■ STATED GOAL: Can you pull out each line of the data below that includes the word "subtitle"?

■ Records that describe figures:

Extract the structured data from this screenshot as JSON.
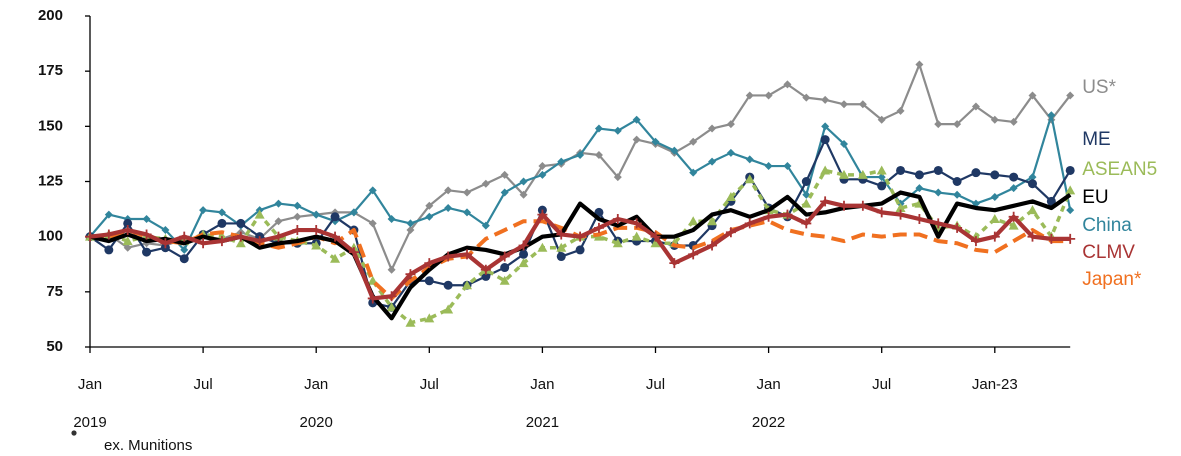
{
  "chart_data": {
    "type": "line",
    "footnote": "ex. Munitions",
    "categories": [
      "Jan",
      null,
      null,
      null,
      null,
      null,
      "Jul",
      null,
      null,
      null,
      null,
      null,
      "Jan",
      null,
      null,
      null,
      null,
      null,
      "Jul",
      null,
      null,
      null,
      null,
      null,
      "Jan",
      null,
      null,
      null,
      null,
      null,
      "Jul",
      null,
      null,
      null,
      null,
      null,
      "Jan",
      null,
      null,
      null,
      null,
      null,
      "Jul",
      null,
      null,
      null,
      null,
      null,
      "Jan-23",
      null,
      null,
      null,
      null
    ],
    "category_years": [
      "2019",
      null,
      null,
      null,
      null,
      null,
      null,
      null,
      null,
      null,
      null,
      null,
      "2020",
      null,
      null,
      null,
      null,
      null,
      null,
      null,
      null,
      null,
      null,
      null,
      "2021",
      null,
      null,
      null,
      null,
      null,
      null,
      null,
      null,
      null,
      null,
      null,
      "2022",
      null,
      null,
      null,
      null,
      null,
      null,
      null,
      null,
      null,
      null,
      null,
      null,
      null,
      null,
      null,
      null
    ],
    "ylim": [
      50,
      200
    ],
    "yticks": [
      50,
      75,
      100,
      125,
      150,
      175,
      200
    ],
    "series": [
      {
        "name": "US*",
        "color": "#8c8c8c",
        "line_style": "solid",
        "marker": "diamond",
        "values": [
          100,
          101,
          95,
          97,
          96,
          99,
          100,
          99,
          102,
          99,
          107,
          109,
          110,
          111,
          111,
          106,
          85,
          103,
          114,
          121,
          120,
          124,
          128,
          119,
          132,
          133,
          138,
          137,
          127,
          144,
          142,
          138,
          143,
          149,
          151,
          164,
          164,
          169,
          163,
          162,
          160,
          160,
          153,
          157,
          178,
          151,
          151,
          159,
          153,
          152,
          164,
          153,
          164
        ]
      },
      {
        "name": "ME",
        "color": "#1f3864",
        "line_style": "solid",
        "marker": "circle",
        "values": [
          100,
          94,
          106,
          93,
          95,
          90,
          101,
          106,
          106,
          100,
          97,
          97,
          97,
          109,
          103,
          70,
          68,
          80,
          80,
          78,
          78,
          82,
          86,
          92,
          112,
          91,
          94,
          111,
          98,
          98,
          98,
          96,
          96,
          105,
          116,
          127,
          113,
          109,
          125,
          144,
          126,
          126,
          123,
          130,
          128,
          130,
          125,
          129,
          128,
          127,
          124,
          116,
          130
        ]
      },
      {
        "name": "ASEAN5",
        "color": "#9bbb59",
        "line_style": "dotted",
        "marker": "triangle",
        "values": [
          100,
          101,
          98,
          100,
          99,
          98,
          101,
          100,
          97,
          110,
          100,
          98,
          96,
          90,
          95,
          80,
          68,
          61,
          63,
          67,
          78,
          85,
          80,
          88,
          95,
          95,
          100,
          100,
          97,
          100,
          97,
          97,
          107,
          107,
          118,
          126,
          112,
          110,
          115,
          130,
          128,
          128,
          130,
          113,
          115,
          104,
          105,
          100,
          108,
          105,
          112,
          100,
          121
        ]
      },
      {
        "name": "EU",
        "color": "#000000",
        "line_style": "thick",
        "marker": "none",
        "values": [
          100,
          98,
          101,
          98,
          99,
          97,
          100,
          98,
          100,
          95,
          97,
          98,
          100,
          98,
          92,
          73,
          63,
          77,
          85,
          92,
          95,
          94,
          92,
          95,
          100,
          101,
          115,
          108,
          105,
          109,
          100,
          100,
          103,
          110,
          112,
          109,
          112,
          118,
          110,
          111,
          113,
          114,
          115,
          120,
          118,
          100,
          115,
          113,
          112,
          114,
          116,
          113,
          119
        ]
      },
      {
        "name": "China",
        "color": "#31859c",
        "line_style": "solid",
        "marker": "diamond",
        "values": [
          100,
          110,
          108,
          108,
          103,
          94,
          112,
          111,
          105,
          112,
          115,
          114,
          110,
          107,
          111,
          121,
          108,
          106,
          109,
          113,
          111,
          105,
          120,
          125,
          128,
          134,
          137,
          149,
          148,
          153,
          143,
          139,
          129,
          134,
          138,
          135,
          132,
          132,
          119,
          150,
          142,
          127,
          127,
          115,
          122,
          120,
          119,
          115,
          118,
          122,
          127,
          155,
          112
        ]
      },
      {
        "name": "CLMV",
        "color": "#a93434",
        "line_style": "thick",
        "marker": "plus",
        "values": [
          100,
          101,
          103,
          101,
          97,
          100,
          97,
          98,
          100,
          98,
          100,
          103,
          103,
          100,
          93,
          72,
          73,
          83,
          88,
          91,
          92,
          85,
          91,
          96,
          110,
          101,
          100,
          104,
          108,
          106,
          100,
          88,
          92,
          96,
          102,
          106,
          109,
          110,
          106,
          116,
          114,
          114,
          111,
          110,
          108,
          106,
          104,
          98,
          100,
          109,
          100,
          99,
          99
        ]
      },
      {
        "name": "Japan*",
        "color": "#f07020",
        "line_style": "dashed",
        "marker": "none",
        "values": [
          100,
          99,
          103,
          100,
          98,
          97,
          101,
          102,
          100,
          97,
          95,
          97,
          100,
          97,
          103,
          80,
          72,
          80,
          86,
          90,
          91,
          99,
          103,
          107,
          107,
          104,
          100,
          101,
          104,
          104,
          102,
          96,
          95,
          98,
          103,
          105,
          107,
          103,
          101,
          100,
          98,
          101,
          100,
          101,
          101,
          98,
          97,
          94,
          93,
          98,
          103,
          98,
          98
        ]
      }
    ]
  }
}
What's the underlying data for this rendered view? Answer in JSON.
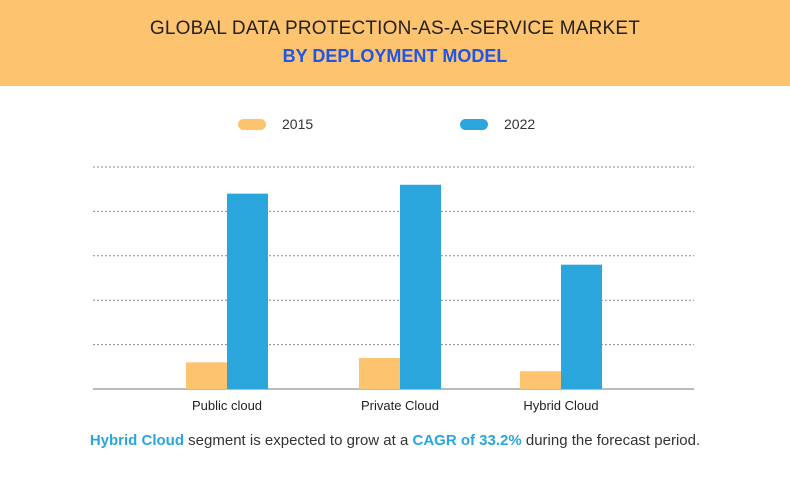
{
  "header": {
    "title": "GLOBAL DATA PROTECTION-AS-A-SERVICE MARKET",
    "subtitle": "BY DEPLOYMENT MODEL"
  },
  "colors": {
    "header_bg": "#fdc36f",
    "series_2015": "#fdc36f",
    "series_2022": "#2aa6dd",
    "subtitle": "#1f56e6",
    "highlight": "#2aa6dd"
  },
  "chart_data": {
    "type": "bar",
    "categories": [
      "Public cloud",
      "Private Cloud",
      "Hybrid Cloud"
    ],
    "series": [
      {
        "name": "2015",
        "values": [
          0.6,
          0.7,
          0.4
        ]
      },
      {
        "name": "2022",
        "values": [
          4.4,
          4.6,
          2.8
        ]
      }
    ],
    "ylim": [
      0,
      5
    ],
    "grid": true,
    "legend_position": "top-center",
    "xlabel": "",
    "ylabel": ""
  },
  "footnote": {
    "segment": "Hybrid Cloud",
    "text_mid": " segment is expected to grow at a ",
    "cagr": "CAGR of 33.2%",
    "text_end": " during the forecast period."
  }
}
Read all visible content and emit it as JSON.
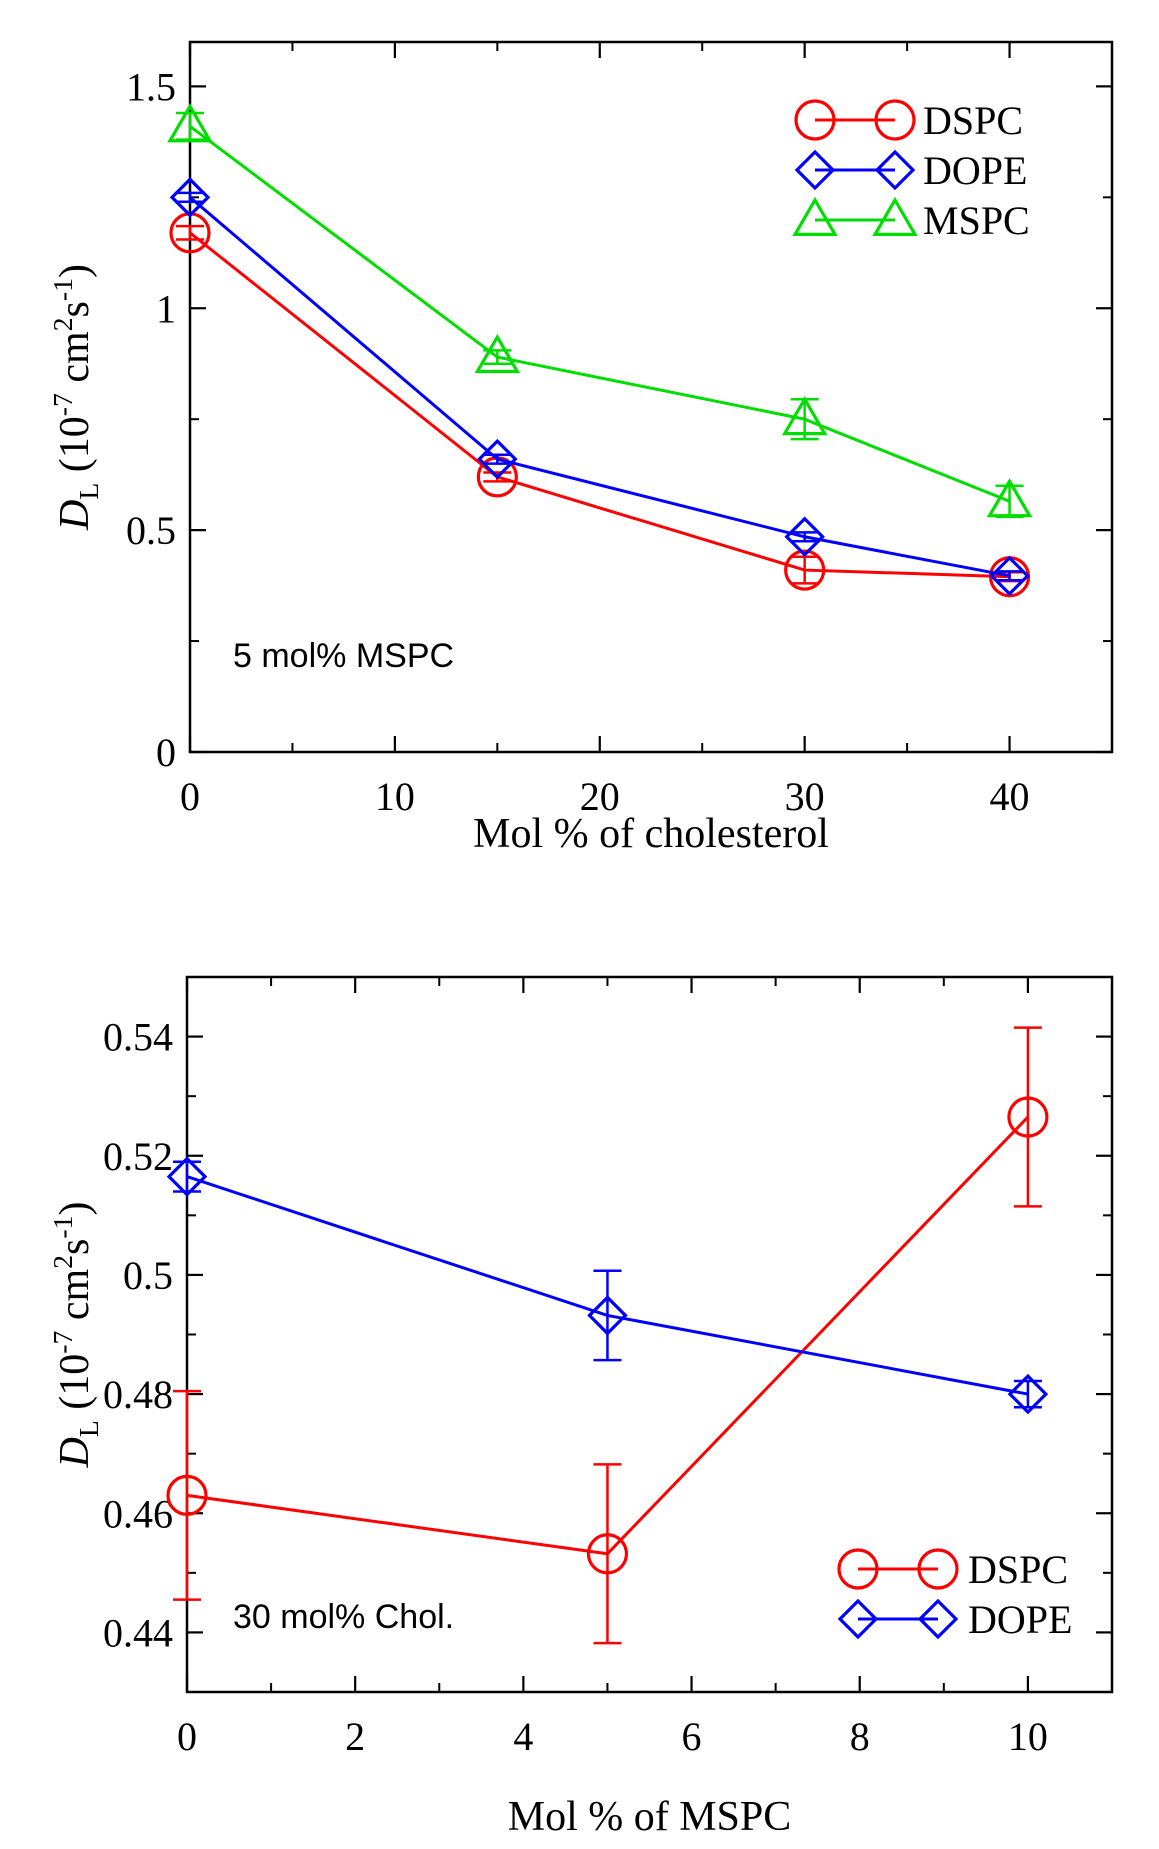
{
  "chart_data": [
    {
      "type": "line",
      "panel": "top",
      "title": "",
      "xlabel": "Mol % of cholesterol",
      "ylabel": {
        "symbol": "D",
        "subscript": "L",
        "open": " (10",
        "exp1": "-7",
        "mid": " cm",
        "exp2": "2",
        "mid2": "s",
        "exp3": "-1",
        "close": ")"
      },
      "xlim": [
        0,
        45
      ],
      "ylim": [
        0,
        1.6
      ],
      "xticks": [
        0,
        10,
        20,
        30,
        40
      ],
      "xtick_labels": [
        "0",
        "10",
        "20",
        "30",
        "40"
      ],
      "xminor": [
        5,
        15,
        25,
        35,
        45
      ],
      "yticks": [
        0,
        0.5,
        1,
        1.5
      ],
      "ytick_labels": [
        "0",
        "0.5",
        "1",
        "1.5"
      ],
      "yminor": [
        0.25,
        0.75,
        1.25
      ],
      "grid": false,
      "legend_position": "top-right",
      "annotation": "5 mol% MSPC",
      "x": [
        0,
        15,
        30,
        40
      ],
      "series": [
        {
          "name": "DSPC",
          "marker": "circle",
          "color": "#ff0000",
          "values": [
            1.17,
            0.62,
            0.41,
            0.395
          ],
          "errors": [
            0.015,
            0.01,
            0.03,
            0.01
          ]
        },
        {
          "name": "DOPE",
          "marker": "diamond",
          "color": "#0000ff",
          "values": [
            1.25,
            0.66,
            0.485,
            0.397
          ],
          "errors": [
            0.01,
            0.01,
            0.01,
            0.01
          ]
        },
        {
          "name": "MSPC",
          "marker": "triangle",
          "color": "#00dd00",
          "values": [
            1.41,
            0.89,
            0.75,
            0.565
          ],
          "errors": [
            0.03,
            0.015,
            0.045,
            0.035
          ]
        }
      ]
    },
    {
      "type": "line",
      "panel": "bottom",
      "title": "",
      "xlabel": "Mol % of MSPC",
      "ylabel": {
        "symbol": "D",
        "subscript": "L",
        "open": " (10",
        "exp1": "-7",
        "mid": " cm",
        "exp2": "2",
        "mid2": "s",
        "exp3": "-1",
        "close": ")"
      },
      "xlim": [
        0,
        11
      ],
      "ylim": [
        0.43,
        0.55
      ],
      "xticks": [
        0,
        2,
        4,
        6,
        8,
        10
      ],
      "xtick_labels": [
        "0",
        "2",
        "4",
        "6",
        "8",
        "10"
      ],
      "xminor": [
        1,
        3,
        5,
        7,
        9,
        11
      ],
      "yticks": [
        0.44,
        0.46,
        0.48,
        0.5,
        0.52,
        0.54
      ],
      "ytick_labels": [
        "0.44",
        "0.46",
        "0.48",
        "0.5",
        "0.52",
        "0.54"
      ],
      "yminor": [
        0.45,
        0.47,
        0.49,
        0.51,
        0.53
      ],
      "grid": false,
      "legend_position": "bottom-right",
      "annotation": "30 mol% Chol.",
      "x": [
        0,
        5,
        10
      ],
      "series": [
        {
          "name": "DSPC",
          "marker": "circle",
          "color": "#ff0000",
          "values": [
            0.463,
            0.4532,
            0.5265
          ],
          "errors": [
            0.0175,
            0.015,
            0.015
          ]
        },
        {
          "name": "DOPE",
          "marker": "diamond",
          "color": "#0000ff",
          "values": [
            0.5165,
            0.4932,
            0.48
          ],
          "errors": [
            0.0025,
            0.0075,
            0.0022
          ]
        }
      ]
    }
  ]
}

■ FINISHED TASK:
    "subtitle": "BY DEPLOYMENT MODEL"
    "subtitle": "#1f56e6",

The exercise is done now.